Activity list -
(A) Decide whether each statement below agrees with the account of radiation treatment for throat cancer. Answer yes or no for each, and quote the words of the account that settle it.
(i) Each radiation visit lasts about 15 minutes.
(ii) The writer will have to wear the treatment mask in public.
(iii) The pain from the radiation begins right away.
(B) Duplicate the stretch of the account of radiation treatment from "But the acute" through "after the treatment.".
(C) Pick up the account of radiation treatment for throat cancer after its last sentence and keep writing it.

Selected extract -
·····

Part of it is how people describe external beam radiation on the throat. More than one person said “the most painful experience of my life.” It’s not the treatments themselves that hurt but the cumulative experience over six weeks of radiation cooking your throat from the inside out, as well as a burn on your skin akin to a very bad sunburn. That phrase makes it sound cruder than it is–the radiation guns are very precise, and I get to wear some kind of Hannibal Lecter-like mask during the treatment (happily, I will not have to wear it in public, though it might be a nice match with my head-mounted microphone and portable voice amp just to get people to stare a little more). Apparently the machine they do it on costs more than our condo. So that’s good. And they seem to have a pharmacy of pain medications they’re willing to offer me, from topical salves to something called “magic mouthwash.” I will not be shy in availing myself of them. And although I’ll be going in five days a week for six weeks, the actual visit is about 15 minutes and happens like clockwork, and the waiting room is pretty gorgeous.

But the acute temporary side effects are rough. In addition to the pain, which will develop over time (not immediately but over the six weeks), I will gradually lose the ability to swallow solid food, so I’ll be on a liquid diet. Good for the waste line but not fun. I guess it’s the sequel to my “feeding tube and hospital-grade GI infection diet” from February. Though maybe ice cream will still be good. Except that EBR will also affect my taste buds again. As with the radioactive iodine, that too will be temporary but unpleasant. My voice will get worse again, and I’ll have a nasty cough and cough up all sorts of stuff. Then there’s the radiation fatigue. The acute side effects will subside over several weeks after the treatment.

All that is scary, right? Now here’s the even scarier part: EBR makes it much harder to operate on the area that is radiated. Now, I’m doing EBR because it cuts the chances of recurrence more or less in half. But half of the chances I’d been given is still a significant number. My surgeon gave me a statistic that 33% of thyroid cancers come back and require additional surgery, so EBR would cut my odds from 1 in 3 to 1 in 6. But my radiation oncologist said he recently saw a study where thyroid cancers that not only jumped the thyroid bed but got into the trachea came back at a rate closer to 70%. Cutting either number by 50% is great, but since I’m already in the “3 of 200-odd” category, even the better odds aren’t great. In addition to greater difficulty for the surgeon, it’s apparently harder for the skin to heal.

·····

Information supplied -
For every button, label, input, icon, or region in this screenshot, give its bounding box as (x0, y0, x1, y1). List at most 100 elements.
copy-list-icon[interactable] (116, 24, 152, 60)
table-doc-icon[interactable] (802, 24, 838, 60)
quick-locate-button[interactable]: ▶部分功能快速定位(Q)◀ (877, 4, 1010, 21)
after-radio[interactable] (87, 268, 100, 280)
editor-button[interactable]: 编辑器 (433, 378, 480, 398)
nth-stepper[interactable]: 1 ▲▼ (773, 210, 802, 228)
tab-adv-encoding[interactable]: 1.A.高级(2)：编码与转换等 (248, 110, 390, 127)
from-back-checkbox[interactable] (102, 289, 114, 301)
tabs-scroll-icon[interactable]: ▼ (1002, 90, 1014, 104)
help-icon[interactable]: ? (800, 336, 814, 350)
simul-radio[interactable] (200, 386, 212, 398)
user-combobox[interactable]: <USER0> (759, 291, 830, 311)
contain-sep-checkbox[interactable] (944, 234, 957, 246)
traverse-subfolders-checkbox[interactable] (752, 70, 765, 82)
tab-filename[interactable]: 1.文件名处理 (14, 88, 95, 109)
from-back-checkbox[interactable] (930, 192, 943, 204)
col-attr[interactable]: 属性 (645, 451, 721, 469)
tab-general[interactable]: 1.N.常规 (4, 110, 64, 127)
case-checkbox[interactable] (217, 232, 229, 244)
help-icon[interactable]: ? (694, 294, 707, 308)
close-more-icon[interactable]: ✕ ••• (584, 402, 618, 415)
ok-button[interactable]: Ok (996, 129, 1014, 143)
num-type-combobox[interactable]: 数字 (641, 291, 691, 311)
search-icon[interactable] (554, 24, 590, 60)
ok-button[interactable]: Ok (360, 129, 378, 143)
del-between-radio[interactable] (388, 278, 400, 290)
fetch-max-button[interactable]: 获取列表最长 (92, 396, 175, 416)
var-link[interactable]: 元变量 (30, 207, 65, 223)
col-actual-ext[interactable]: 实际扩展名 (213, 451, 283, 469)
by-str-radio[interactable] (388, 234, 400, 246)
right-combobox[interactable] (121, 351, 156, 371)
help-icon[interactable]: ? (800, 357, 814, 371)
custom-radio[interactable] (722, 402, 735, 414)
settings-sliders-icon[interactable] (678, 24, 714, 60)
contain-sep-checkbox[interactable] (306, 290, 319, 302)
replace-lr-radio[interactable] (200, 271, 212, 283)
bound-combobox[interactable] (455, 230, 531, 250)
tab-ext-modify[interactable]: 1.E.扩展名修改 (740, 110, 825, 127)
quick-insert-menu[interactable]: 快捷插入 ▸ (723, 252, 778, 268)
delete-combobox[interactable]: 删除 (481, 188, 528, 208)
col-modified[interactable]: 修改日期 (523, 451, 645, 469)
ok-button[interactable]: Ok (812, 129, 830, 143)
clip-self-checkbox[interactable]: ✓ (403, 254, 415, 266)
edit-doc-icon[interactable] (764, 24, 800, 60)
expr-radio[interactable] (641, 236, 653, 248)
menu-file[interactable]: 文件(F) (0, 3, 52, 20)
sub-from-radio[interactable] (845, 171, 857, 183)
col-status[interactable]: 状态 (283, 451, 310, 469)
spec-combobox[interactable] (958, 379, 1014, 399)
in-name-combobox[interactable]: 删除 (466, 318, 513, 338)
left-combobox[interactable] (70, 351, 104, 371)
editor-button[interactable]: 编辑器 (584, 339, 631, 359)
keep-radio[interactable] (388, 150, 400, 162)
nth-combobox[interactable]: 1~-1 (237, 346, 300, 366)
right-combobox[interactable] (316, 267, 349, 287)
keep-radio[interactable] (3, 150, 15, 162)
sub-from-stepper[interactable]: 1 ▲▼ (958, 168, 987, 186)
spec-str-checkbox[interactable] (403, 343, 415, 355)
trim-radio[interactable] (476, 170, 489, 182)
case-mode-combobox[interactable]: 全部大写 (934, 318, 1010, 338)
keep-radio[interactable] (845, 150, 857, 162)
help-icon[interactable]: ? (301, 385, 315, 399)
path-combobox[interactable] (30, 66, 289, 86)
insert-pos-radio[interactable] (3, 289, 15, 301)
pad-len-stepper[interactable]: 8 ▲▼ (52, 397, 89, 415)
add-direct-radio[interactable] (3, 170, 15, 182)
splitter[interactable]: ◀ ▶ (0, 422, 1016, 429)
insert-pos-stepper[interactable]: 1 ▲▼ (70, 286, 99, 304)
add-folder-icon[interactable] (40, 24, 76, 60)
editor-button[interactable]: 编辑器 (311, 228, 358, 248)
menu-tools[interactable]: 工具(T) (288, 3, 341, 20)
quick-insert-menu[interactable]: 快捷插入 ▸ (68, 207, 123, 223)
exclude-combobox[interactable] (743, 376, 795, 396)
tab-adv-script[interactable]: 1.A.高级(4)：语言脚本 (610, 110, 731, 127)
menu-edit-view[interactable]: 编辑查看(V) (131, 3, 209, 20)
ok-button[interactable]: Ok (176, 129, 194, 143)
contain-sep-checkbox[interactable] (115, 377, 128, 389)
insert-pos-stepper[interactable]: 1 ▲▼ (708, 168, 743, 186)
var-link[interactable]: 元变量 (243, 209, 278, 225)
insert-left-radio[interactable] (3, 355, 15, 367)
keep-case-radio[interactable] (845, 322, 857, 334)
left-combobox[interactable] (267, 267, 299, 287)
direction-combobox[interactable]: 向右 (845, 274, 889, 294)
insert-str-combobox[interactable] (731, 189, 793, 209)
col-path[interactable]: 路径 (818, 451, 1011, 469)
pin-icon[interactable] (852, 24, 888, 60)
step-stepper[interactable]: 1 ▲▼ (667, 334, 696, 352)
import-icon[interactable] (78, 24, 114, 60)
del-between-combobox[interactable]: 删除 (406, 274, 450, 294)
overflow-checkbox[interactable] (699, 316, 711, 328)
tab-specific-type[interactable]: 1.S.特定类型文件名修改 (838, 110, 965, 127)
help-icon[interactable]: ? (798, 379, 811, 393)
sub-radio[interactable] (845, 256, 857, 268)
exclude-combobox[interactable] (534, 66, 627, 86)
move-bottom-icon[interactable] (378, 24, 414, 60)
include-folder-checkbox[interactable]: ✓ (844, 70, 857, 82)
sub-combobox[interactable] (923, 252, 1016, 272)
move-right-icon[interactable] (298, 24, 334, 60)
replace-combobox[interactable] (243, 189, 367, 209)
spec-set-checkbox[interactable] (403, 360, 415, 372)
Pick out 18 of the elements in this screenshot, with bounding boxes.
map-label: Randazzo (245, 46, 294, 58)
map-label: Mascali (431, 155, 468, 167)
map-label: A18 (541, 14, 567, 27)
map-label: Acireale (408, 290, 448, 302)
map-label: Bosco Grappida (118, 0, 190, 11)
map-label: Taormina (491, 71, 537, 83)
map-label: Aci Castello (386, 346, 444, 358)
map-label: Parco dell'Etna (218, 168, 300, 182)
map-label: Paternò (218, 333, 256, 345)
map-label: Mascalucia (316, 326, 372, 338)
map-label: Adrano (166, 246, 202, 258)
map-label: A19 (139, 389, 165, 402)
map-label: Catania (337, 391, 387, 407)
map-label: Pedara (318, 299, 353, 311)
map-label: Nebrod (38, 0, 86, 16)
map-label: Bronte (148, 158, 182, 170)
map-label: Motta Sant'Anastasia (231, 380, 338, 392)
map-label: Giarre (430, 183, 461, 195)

·····

Answers to each task -
(A)
(i) Yes: "the actual visit is about 15 minutes"
(ii) No: "happily, I will not have to wear it in public"
(iii) No: "not immediately but over the six weeks"

(B)
But the acute temporary side effects are rough. In addition to the pain, which will develop over time (not immediately but over the six weeks), I will gradually lose the ability to swallow solid food, so I’ll be on a liquid diet. Good for the waste line but not fun. I guess it’s the sequel to my “feeding tube and hospital-grade GI infection diet” from February. Though maybe ice cream will still be good. Except that EBR will also affect my taste buds again. As with the radioactive iodine, that too will be temporary but unpleasant. My voice will get worse again, and I’ll have a nasty cough and cough up all sorts of stuff. Then there’s the radiation fatigue. The acute side effects will subside over several weeks after the treatment.

(C)
Compared to that, the other permanent side effects like decreased saliva production (I’ll be seeing more of my dentist, but I like her) and inability to grow part of my beard seem laughable. Though since I’ve worn a beard since age 19, I may be consulting some adult male friends on the mechanics of shaving if the remaining facial hear just looks too weird.

But that’s some serious consider-your-mortality decision making. Or more accurately “consider-your-morbidity,” since it is still unlikely the cancer would kill me, but if it comes back, it might be disabling in one way or another that I will have to deal with. My case was heard before tumor board, so a lot of people talked about it and all my doctors are singing the same tune (and it passes the rigorous medical test of “would you recommend this procedure to your brother?”). So I am not doubting them. My radiation oncologist said some borderline cases refuse treatment but that I am not a borderline case.

The upside is that this will all be over sometime this summer and I should be recovered enough to arrive at Stanford right on time to start my sabbatical.

And once I get through all this, I’m in some kind of strange permanent liminality: I’ve cheated an early death, but all of a sudden I’ve got odds placed on my quality of life 10 years down the road (or ideally, more). As I’ve said in this space before, I’m not sure what it all means, but I think there are a lot of things pointing to my 40s as a decade of not-putting-off-the-things-I-care-about.